- ISTRUZIONE A
Stampa per intero e senza alcuna modifica il testo sul romanzo Cacciatori di frodo.

====== TESTO CITATO

Un uomo con la sua «nuvola di acerbe espiazioni al guinzaglio», tutte le mattine prima dell’alba, esce dalla casa cantoniera per andare a riprendere sua moglie sdraiata su un binario ferroviario subito dietro una stretta curva. Sono dodici chilometri suppergiù. L’uomo cammina facendo attenzione a mettere bene i piedi sulle traversine per non rovinare le scarpe nuove, ultimo status symbol di un’agiata esistenza borghese dissoltasi un giorno, in un attimo.

Sua moglie Elisa, dalla pelle diafana e in camicia da notte, da quel momento non parla più e ripete quell’insensato gesto tutti i santi giorni da quando si sono trasferiti in quel luogo. Si distende e aspetta. Aspetta che il treno arrivi e «che le faccia rotolare la testa giù dall’argine e nel fiume». Il binario è però un binario morto. Come Elisa. Il suo corpo vive, respira, avverte il freddo e il caldo ma la sua coscienza è completamente imprigionata dietro la barriera impenetrabile del suo mutismo.

Lì vicino mormora un fiume colmo di echi storici di guerra dove hanno trovato il loro nascondiglio i cacciatori di frodo. Questo è il paesaggio che fa da cornice alla storia di dannazione dai risvolti biblici che Alessandro Cinquegrani racconta nel suo romanzo d’esordio Cacciatori di frodo, edito da Miraggi Edizioni e finalista al Premio Calvino.

Come in un girone infernale ogni personaggio ha qualche colpa da espiare. Condannato dal destino, Augusto, questo il nome del protagonista, si ritrova dall’oggi al domani senza più nulla, la fabbrica, la famiglia e le sue certezze: «…la mia vita, penso, è sempre stato uno scadenzario di passività, penso, in tutta la mia vita non ho fatto che subire il destino, che galleggiare e sopravvivere nello spazio che mi era concesso, senza alzare i gomiti, penso, e forse il mio onesto lavoro, il mio onesto badare onestamente alla mia famiglia, non è stato che un modo per non fare di più, per non compromettermi di più, penso, e fare soltanto quel poco per galleggiare nella medietà».

============

- ISTRUZIONE B
Restituisci esattamente la parte dei record che va dal loro inizio fino alla riga contenente "The angular distance D is at (402, 275).", compresa, e nient'altro.

====== DATI MOSTRATI

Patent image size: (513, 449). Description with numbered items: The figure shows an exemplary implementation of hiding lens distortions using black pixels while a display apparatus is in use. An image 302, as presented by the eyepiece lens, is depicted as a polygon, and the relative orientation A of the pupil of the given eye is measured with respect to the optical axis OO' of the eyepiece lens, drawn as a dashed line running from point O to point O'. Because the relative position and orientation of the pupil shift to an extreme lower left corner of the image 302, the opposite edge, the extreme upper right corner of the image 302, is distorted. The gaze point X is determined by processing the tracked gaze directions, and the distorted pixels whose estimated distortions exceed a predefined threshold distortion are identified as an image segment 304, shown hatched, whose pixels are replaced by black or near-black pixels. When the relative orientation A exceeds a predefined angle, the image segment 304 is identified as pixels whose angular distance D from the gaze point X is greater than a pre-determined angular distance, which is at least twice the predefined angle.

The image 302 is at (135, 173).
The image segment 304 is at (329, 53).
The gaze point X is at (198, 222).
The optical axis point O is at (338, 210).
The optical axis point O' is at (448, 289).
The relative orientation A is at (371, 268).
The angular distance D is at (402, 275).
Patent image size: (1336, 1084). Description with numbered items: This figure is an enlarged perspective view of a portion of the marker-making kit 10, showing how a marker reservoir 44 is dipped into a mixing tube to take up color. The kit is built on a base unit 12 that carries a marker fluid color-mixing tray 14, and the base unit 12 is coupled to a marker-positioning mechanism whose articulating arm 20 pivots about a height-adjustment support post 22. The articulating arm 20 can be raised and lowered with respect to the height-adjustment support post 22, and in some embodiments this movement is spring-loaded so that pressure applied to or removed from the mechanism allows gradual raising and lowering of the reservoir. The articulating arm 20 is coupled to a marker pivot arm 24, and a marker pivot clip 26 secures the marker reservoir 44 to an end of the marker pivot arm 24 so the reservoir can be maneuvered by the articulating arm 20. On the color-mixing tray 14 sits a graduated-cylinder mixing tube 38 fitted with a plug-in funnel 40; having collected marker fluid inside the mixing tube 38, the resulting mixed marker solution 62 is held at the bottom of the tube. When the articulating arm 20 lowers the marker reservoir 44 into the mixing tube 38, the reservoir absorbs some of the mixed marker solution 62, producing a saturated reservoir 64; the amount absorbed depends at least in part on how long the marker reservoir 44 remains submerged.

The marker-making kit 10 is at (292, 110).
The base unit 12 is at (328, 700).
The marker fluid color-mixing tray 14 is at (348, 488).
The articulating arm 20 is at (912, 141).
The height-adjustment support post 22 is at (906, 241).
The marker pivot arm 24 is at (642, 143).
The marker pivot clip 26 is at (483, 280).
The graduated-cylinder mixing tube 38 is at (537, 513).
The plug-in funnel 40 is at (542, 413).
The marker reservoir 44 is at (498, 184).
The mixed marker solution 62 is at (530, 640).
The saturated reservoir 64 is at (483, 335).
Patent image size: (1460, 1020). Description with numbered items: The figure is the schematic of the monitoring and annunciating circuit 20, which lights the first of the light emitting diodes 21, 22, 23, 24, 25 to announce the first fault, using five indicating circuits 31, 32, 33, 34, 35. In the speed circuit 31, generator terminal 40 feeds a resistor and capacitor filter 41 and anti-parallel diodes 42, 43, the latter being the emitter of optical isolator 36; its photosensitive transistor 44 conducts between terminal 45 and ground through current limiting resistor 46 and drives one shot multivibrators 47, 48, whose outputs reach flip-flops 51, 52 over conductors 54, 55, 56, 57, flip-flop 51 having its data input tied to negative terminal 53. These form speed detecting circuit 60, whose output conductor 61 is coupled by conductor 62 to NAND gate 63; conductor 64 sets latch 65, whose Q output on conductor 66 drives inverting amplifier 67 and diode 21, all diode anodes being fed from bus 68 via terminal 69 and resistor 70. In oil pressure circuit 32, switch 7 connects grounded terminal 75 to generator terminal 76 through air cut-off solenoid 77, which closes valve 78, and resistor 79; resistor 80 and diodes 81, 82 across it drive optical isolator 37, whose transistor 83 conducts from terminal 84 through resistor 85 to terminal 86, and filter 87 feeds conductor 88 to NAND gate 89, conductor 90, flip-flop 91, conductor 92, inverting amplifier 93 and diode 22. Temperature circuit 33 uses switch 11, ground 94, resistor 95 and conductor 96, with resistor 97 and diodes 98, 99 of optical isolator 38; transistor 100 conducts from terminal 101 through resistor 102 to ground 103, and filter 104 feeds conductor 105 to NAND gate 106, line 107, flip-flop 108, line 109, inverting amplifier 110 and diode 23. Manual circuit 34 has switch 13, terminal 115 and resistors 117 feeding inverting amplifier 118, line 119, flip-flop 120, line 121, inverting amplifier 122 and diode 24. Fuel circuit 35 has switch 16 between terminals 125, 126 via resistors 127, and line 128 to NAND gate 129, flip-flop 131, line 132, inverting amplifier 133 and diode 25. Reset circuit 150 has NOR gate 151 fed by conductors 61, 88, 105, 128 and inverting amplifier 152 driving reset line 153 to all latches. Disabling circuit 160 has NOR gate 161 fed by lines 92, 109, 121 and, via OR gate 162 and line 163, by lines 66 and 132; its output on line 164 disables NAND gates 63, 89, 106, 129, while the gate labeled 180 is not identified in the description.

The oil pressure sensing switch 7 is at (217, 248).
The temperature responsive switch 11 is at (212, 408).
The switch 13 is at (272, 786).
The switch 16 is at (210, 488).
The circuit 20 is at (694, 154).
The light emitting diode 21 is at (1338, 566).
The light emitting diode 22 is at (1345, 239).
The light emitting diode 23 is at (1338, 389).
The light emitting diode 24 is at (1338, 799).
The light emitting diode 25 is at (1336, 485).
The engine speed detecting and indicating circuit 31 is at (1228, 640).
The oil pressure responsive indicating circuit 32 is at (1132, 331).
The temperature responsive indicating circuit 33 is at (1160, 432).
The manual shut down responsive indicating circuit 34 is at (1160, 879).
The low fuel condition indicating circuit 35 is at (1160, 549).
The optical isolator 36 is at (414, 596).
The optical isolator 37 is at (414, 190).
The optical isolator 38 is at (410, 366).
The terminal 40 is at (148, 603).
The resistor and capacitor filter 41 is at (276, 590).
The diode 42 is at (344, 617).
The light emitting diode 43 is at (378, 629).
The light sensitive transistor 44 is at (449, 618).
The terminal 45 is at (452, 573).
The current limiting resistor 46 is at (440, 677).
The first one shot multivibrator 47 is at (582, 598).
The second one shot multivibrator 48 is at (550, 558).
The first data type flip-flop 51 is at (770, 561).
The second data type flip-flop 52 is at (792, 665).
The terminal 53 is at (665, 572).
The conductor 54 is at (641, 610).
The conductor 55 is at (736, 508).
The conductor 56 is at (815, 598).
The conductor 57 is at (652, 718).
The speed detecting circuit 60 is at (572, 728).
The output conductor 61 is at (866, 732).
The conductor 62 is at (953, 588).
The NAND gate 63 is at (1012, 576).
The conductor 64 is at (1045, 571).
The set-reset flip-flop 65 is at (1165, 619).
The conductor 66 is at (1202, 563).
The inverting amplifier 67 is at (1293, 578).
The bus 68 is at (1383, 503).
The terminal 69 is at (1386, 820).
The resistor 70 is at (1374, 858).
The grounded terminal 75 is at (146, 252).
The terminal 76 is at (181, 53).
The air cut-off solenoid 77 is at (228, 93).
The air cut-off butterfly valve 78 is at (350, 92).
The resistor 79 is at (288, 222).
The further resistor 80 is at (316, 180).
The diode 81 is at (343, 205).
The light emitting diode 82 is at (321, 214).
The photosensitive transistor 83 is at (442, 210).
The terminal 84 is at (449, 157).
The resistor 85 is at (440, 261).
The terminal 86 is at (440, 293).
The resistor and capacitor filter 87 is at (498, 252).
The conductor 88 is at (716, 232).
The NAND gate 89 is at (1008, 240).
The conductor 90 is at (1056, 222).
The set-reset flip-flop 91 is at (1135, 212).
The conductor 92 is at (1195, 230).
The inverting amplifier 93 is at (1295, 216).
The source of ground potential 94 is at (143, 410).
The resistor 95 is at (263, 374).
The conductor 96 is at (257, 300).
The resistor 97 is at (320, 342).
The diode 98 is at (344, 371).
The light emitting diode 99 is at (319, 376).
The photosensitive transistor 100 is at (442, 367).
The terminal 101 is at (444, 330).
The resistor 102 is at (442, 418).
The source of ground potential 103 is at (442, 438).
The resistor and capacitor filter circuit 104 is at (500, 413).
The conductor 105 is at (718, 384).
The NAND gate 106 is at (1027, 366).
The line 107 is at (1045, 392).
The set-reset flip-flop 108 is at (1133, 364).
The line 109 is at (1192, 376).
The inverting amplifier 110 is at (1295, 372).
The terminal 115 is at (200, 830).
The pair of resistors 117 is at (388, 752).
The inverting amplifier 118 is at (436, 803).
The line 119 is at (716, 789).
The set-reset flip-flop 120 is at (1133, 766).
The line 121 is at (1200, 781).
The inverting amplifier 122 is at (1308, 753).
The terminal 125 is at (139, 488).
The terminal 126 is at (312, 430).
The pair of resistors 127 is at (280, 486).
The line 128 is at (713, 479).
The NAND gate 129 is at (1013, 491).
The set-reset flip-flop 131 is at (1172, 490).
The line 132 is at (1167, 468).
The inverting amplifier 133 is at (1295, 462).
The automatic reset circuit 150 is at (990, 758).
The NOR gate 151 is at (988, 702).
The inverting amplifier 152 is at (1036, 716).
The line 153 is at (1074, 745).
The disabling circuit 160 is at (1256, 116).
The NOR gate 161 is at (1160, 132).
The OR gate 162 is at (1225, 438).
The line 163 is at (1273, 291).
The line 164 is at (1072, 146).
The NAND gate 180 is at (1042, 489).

============

- RISULTATO A
Un uomo con la sua «nuvola di acerbe espiazioni al guinzaglio», tutte le mattine prima dell’alba, esce dalla casa cantoniera per andare a riprendere sua moglie sdraiata su un binario ferroviario subito dietro una stretta curva. Sono dodici chilometri suppergiù. L’uomo cammina facendo attenzione a mettere bene i piedi sulle traversine per non rovinare le scarpe nuove, ultimo status symbol di un’agiata esistenza borghese dissoltasi un giorno, in un attimo.

Sua moglie Elisa, dalla pelle diafana e in camicia da notte, da quel momento non parla più e ripete quell’insensato gesto tutti i santi giorni da quando si sono trasferiti in quel luogo. Si distende e aspetta. Aspetta che il treno arrivi e «che le faccia rotolare la testa giù dall’argine e nel fiume». Il binario è però un binario morto. Come Elisa. Il suo corpo vive, respira, avverte il freddo e il caldo ma la sua coscienza è completamente imprigionata dietro la barriera impenetrabile del suo mutismo.

Lì vicino mormora un fiume colmo di echi storici di guerra dove hanno trovato il loro nascondiglio i cacciatori di frodo. Questo è il paesaggio che fa da cornice alla storia di dannazione dai risvolti biblici che Alessandro Cinquegrani racconta nel suo romanzo d’esordio Cacciatori di frodo, edito da Miraggi Edizioni e finalista al Premio Calvino.

Come in un girone infernale ogni personaggio ha qualche colpa da espiare. Condannato dal destino, Augusto, questo il nome del protagonista, si ritrova dall’oggi al domani senza più nulla, la fabbrica, la famiglia e le sue certezze: «…la mia vita, penso, è sempre stato uno scadenzario di passività, penso, in tutta la mia vita non ho fatto che subire il destino, che galleggiare e sopravvivere nello spazio che mi era concesso, senza alzare i gomiti, penso, e forse il mio onesto lavoro, il mio onesto badare onestamente alla mia famiglia, non è stato che un modo per non fare di più, per non compromettermi di più, penso, e fare soltanto quel poco per galleggiare nella medietà».

- RISULTATO B
Patent image size: (513, 449). Description with numbered items: The figure shows an exemplary implementation of hiding lens distortions using black pixels while a display apparatus is in use. An image 302, as presented by the eyepiece lens, is depicted as a polygon, and the relative orientation A of the pupil of the given eye is measured with respect to the optical axis OO' of the eyepiece lens, drawn as a dashed line running from point O to point O'. Because the relative position and orientation of the pupil shift to an extreme lower left corner of the image 302, the opposite edge, the extreme upper right corner of the image 302, is distorted. The gaze point X is determined by processing the tracked gaze directions, and the distorted pixels whose estimated distortions exceed a predefined threshold distortion are identified as an image segment 304, shown hatched, whose pixels are replaced by black or near-black pixels. When the relative orientation A exceeds a predefined angle, the image segment 304 is identified as pixels whose angular distance D from the gaze point X is greater than a pre-determined angular distance, which is at least twice the predefined angle.

The image 302 is at (135, 173).
The image segment 304 is at (329, 53).
The gaze point X is at (198, 222).
The optical axis point O is at (338, 210).
The optical axis point O' is at (448, 289).
The relative orientation A is at (371, 268).
The angular distance D is at (402, 275).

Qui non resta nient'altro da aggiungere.